** start **
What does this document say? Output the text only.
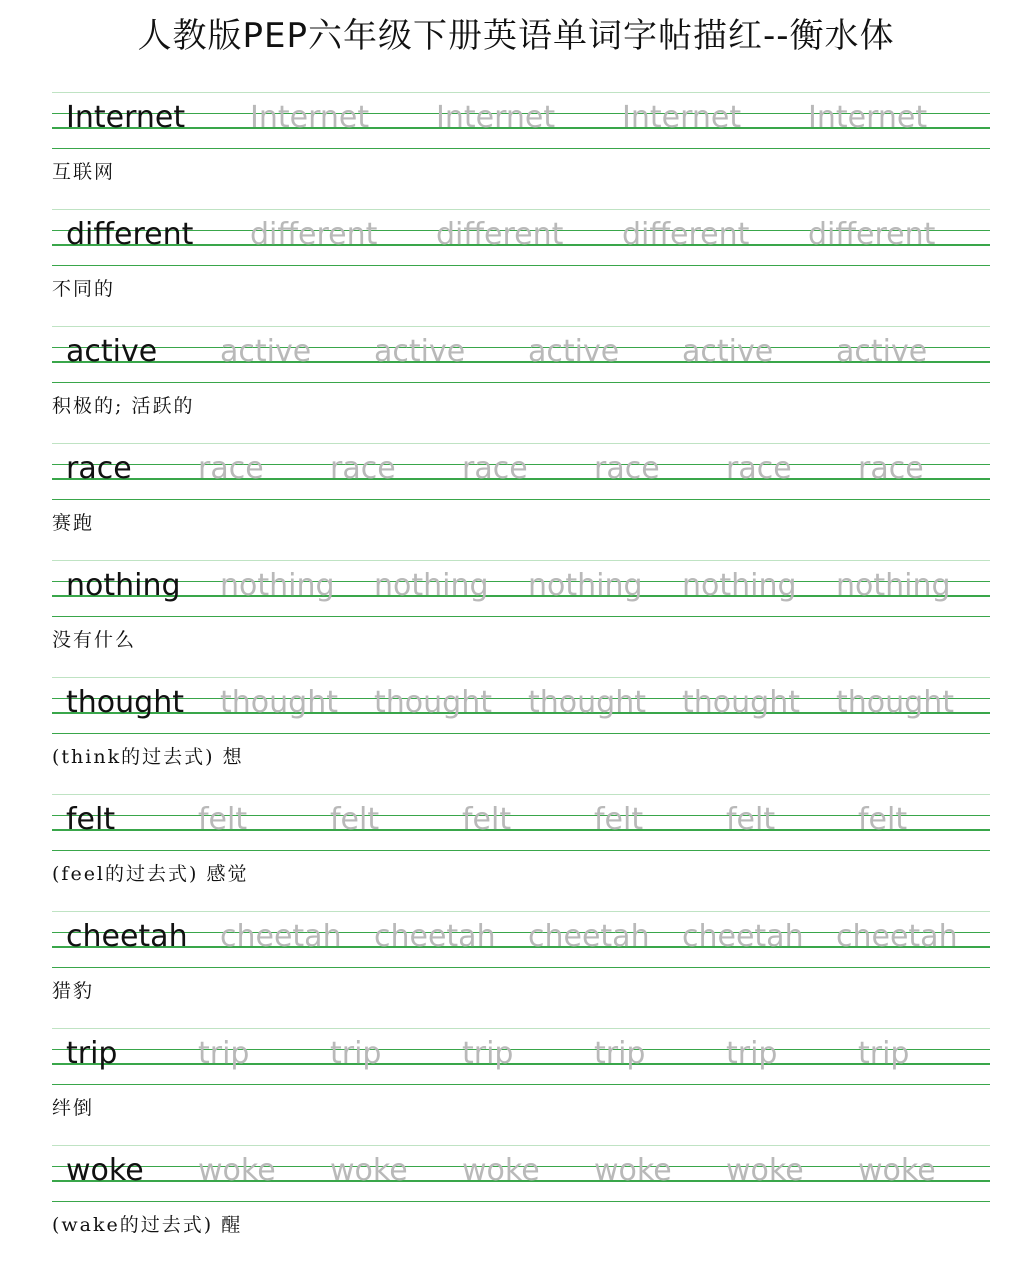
人教版PEP六年级下册英语单词字帖描红--衡水体
Internet Internet Internet Internet Internet
互联网
different different different different different
不同的
active active active active active active
积极的; 活跃的
race race race race race race race
赛跑
nothing nothing nothing nothing nothing nothing
没有什么
thought thought thought thought thought thought
(think的过去式) 想
felt	felt	felt	felt	felt	felt	felt
(feel的过去式) 感觉
cheetah cheetah cheetah cheetah cheetah cheetah
猎豹
trip	trip	trip	trip	trip	trip	trip
绊倒
woke woke woke woke woke woke woke
(wake的过去式) 醒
** end **
> WHAT YOU HAVE TO DO
Output every entry verbatim. Pictures do not belong in the copy.

> TASK RESPONSE
What does this document say? Output the text only.
人教版PEP六年级下册英语单词字帖描红--衡水体
Internet Internet Internet Internet Internet
互联网
different different different different different
不同的
active active active active active active
积极的; 活跃的
race race race race race race race
赛跑
nothing nothing nothing nothing nothing nothing
没有什么
thought thought thought thought thought thought
(think的过去式) 想
felt	felt	felt	felt	felt	felt	felt
(feel的过去式) 感觉
cheetah cheetah cheetah cheetah cheetah cheetah
猎豹
trip	trip	trip	trip	trip	trip	trip
绊倒
woke woke woke woke woke woke woke
(wake的过去式) 醒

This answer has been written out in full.